__WHAT IS REQUIRED__. Your task is to write out the complete listing exactly as it is shown.

__SOURCE RECORDS__.
* * * *

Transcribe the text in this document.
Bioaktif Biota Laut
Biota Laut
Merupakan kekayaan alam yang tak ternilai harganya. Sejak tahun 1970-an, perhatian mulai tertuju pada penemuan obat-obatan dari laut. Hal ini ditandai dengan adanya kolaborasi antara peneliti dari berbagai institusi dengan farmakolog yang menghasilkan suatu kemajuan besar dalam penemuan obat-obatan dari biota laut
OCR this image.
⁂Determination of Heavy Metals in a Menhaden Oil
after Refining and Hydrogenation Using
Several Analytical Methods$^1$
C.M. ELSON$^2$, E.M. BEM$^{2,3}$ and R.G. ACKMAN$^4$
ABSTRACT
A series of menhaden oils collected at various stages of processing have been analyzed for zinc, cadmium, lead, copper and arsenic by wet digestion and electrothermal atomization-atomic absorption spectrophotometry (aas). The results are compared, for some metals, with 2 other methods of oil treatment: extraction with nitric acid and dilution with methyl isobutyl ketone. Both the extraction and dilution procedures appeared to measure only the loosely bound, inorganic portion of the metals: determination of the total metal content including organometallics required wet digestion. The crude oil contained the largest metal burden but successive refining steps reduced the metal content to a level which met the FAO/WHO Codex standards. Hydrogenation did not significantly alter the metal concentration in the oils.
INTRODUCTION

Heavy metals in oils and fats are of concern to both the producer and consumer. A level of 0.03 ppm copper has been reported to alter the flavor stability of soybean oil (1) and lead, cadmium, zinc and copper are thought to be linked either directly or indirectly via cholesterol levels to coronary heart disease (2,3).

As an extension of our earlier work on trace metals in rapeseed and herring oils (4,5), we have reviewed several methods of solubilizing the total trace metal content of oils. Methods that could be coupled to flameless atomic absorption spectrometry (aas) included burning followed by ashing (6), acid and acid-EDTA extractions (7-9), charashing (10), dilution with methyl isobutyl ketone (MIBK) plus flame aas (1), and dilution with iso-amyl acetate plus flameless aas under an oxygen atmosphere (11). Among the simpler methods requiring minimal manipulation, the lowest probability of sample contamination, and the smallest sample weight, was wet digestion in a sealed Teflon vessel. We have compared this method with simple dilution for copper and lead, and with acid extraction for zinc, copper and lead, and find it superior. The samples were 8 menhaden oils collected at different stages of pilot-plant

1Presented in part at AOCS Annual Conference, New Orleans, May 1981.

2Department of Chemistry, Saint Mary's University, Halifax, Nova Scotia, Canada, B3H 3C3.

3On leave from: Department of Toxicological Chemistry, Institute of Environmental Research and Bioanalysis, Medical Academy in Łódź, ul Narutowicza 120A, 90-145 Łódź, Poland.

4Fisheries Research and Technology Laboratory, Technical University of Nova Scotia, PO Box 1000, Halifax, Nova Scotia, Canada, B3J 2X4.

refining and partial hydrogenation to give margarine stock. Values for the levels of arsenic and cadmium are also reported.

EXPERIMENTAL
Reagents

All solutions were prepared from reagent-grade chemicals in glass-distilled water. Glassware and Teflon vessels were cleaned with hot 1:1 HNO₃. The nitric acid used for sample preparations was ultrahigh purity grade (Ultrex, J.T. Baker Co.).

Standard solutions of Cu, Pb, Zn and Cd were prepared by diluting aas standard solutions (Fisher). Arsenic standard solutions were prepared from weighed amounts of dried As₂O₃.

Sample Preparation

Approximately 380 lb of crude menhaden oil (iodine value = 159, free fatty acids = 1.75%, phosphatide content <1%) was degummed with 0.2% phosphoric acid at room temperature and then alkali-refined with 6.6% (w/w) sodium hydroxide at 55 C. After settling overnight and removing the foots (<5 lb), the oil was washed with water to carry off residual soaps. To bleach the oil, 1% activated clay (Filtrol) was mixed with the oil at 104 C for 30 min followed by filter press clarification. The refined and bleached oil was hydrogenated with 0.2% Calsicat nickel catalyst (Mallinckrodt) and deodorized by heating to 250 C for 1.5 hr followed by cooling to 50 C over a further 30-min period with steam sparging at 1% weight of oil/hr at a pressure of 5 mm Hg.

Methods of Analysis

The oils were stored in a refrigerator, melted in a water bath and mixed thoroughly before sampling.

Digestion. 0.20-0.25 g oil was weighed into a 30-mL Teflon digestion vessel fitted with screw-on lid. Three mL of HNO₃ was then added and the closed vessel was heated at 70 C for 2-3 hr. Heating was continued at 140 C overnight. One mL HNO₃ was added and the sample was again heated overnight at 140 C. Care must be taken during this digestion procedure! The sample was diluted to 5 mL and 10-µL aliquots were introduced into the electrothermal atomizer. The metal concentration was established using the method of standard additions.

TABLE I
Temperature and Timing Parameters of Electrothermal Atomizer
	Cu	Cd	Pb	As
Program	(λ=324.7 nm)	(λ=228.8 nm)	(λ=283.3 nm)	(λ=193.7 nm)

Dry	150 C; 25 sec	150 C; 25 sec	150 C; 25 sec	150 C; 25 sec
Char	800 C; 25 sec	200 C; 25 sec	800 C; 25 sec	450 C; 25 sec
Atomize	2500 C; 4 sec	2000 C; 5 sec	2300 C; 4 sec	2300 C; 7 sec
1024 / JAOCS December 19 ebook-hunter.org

* * * *

__ANSWER TO THIS TASK__.
Transcribe the text in this document.
Bioaktif Biota Laut
Biota Laut
Merupakan kekayaan alam yang tak ternilai harganya. Sejak tahun 1970-an, perhatian mulai tertuju pada penemuan obat-obatan dari laut. Hal ini ditandai dengan adanya kolaborasi antara peneliti dari berbagai institusi dengan farmakolog yang menghasilkan suatu kemajuan besar dalam penemuan obat-obatan dari biota laut
OCR this image.
⁂Determination of Heavy Metals in a Menhaden Oil
after Refining and Hydrogenation Using
Several Analytical Methods$^1$
C.M. ELSON$^2$, E.M. BEM$^{2,3}$ and R.G. ACKMAN$^4$
ABSTRACT
A series of menhaden oils collected at various stages of processing have been analyzed for zinc, cadmium, lead, copper and arsenic by wet digestion and electrothermal atomization-atomic absorption spectrophotometry (aas). The results are compared, for some metals, with 2 other methods of oil treatment: extraction with nitric acid and dilution with methyl isobutyl ketone. Both the extraction and dilution procedures appeared to measure only the loosely bound, inorganic portion of the metals: determination of the total metal content including organometallics required wet digestion. The crude oil contained the largest metal burden but successive refining steps reduced the metal content to a level which met the FAO/WHO Codex standards. Hydrogenation did not significantly alter the metal concentration in the oils.
INTRODUCTION

Heavy metals in oils and fats are of concern to both the producer and consumer. A level of 0.03 ppm copper has been reported to alter the flavor stability of soybean oil (1) and lead, cadmium, zinc and copper are thought to be linked either directly or indirectly via cholesterol levels to coronary heart disease (2,3).

As an extension of our earlier work on trace metals in rapeseed and herring oils (4,5), we have reviewed several methods of solubilizing the total trace metal content of oils. Methods that could be coupled to flameless atomic absorption spectrometry (aas) included burning followed by ashing (6), acid and acid-EDTA extractions (7-9), charashing (10), dilution with methyl isobutyl ketone (MIBK) plus flame aas (1), and dilution with iso-amyl acetate plus flameless aas under an oxygen atmosphere (11). Among the simpler methods requiring minimal manipulation, the lowest probability of sample contamination, and the smallest sample weight, was wet digestion in a sealed Teflon vessel. We have compared this method with simple dilution for copper and lead, and with acid extraction for zinc, copper and lead, and find it superior. The samples were 8 menhaden oils collected at different stages of pilot-plant

1Presented in part at AOCS Annual Conference, New Orleans, May 1981.

2Department of Chemistry, Saint Mary's University, Halifax, Nova Scotia, Canada, B3H 3C3.

3On leave from: Department of Toxicological Chemistry, Institute of Environmental Research and Bioanalysis, Medical Academy in Łódź, ul Narutowicza 120A, 90-145 Łódź, Poland.

4Fisheries Research and Technology Laboratory, Technical University of Nova Scotia, PO Box 1000, Halifax, Nova Scotia, Canada, B3J 2X4.

refining and partial hydrogenation to give margarine stock. Values for the levels of arsenic and cadmium are also reported.

EXPERIMENTAL
Reagents

All solutions were prepared from reagent-grade chemicals in glass-distilled water. Glassware and Teflon vessels were cleaned with hot 1:1 HNO₃. The nitric acid used for sample preparations was ultrahigh purity grade (Ultrex, J.T. Baker Co.).

Standard solutions of Cu, Pb, Zn and Cd were prepared by diluting aas standard solutions (Fisher). Arsenic standard solutions were prepared from weighed amounts of dried As₂O₃.

Sample Preparation

Approximately 380 lb of crude menhaden oil (iodine value = 159, free fatty acids = 1.75%, phosphatide content <1%) was degummed with 0.2% phosphoric acid at room temperature and then alkali-refined with 6.6% (w/w) sodium hydroxide at 55 C. After settling overnight and removing the foots (<5 lb), the oil was washed with water to carry off residual soaps. To bleach the oil, 1% activated clay (Filtrol) was mixed with the oil at 104 C for 30 min followed by filter press clarification. The refined and bleached oil was hydrogenated with 0.2% Calsicat nickel catalyst (Mallinckrodt) and deodorized by heating to 250 C for 1.5 hr followed by cooling to 50 C over a further 30-min period with steam sparging at 1% weight of oil/hr at a pressure of 5 mm Hg.

Methods of Analysis

The oils were stored in a refrigerator, melted in a water bath and mixed thoroughly before sampling.

Digestion. 0.20-0.25 g oil was weighed into a 30-mL Teflon digestion vessel fitted with screw-on lid. Three mL of HNO₃ was then added and the closed vessel was heated at 70 C for 2-3 hr. Heating was continued at 140 C overnight. One mL HNO₃ was added and the sample was again heated overnight at 140 C. Care must be taken during this digestion procedure! The sample was diluted to 5 mL and 10-µL aliquots were introduced into the electrothermal atomizer. The metal concentration was established using the method of standard additions.

TABLE I
Temperature and Timing Parameters of Electrothermal Atomizer
	Cu	Cd	Pb	As
Program	(λ=324.7 nm)	(λ=228.8 nm)	(λ=283.3 nm)	(λ=193.7 nm)

Dry	150 C; 25 sec	150 C; 25 sec	150 C; 25 sec	150 C; 25 sec
Char	800 C; 25 sec	200 C; 25 sec	800 C; 25 sec	450 C; 25 sec
Atomize	2500 C; 4 sec	2000 C; 5 sec	2300 C; 4 sec	2300 C; 7 sec
1024 / JAOCS December 19 ebook-hunter.org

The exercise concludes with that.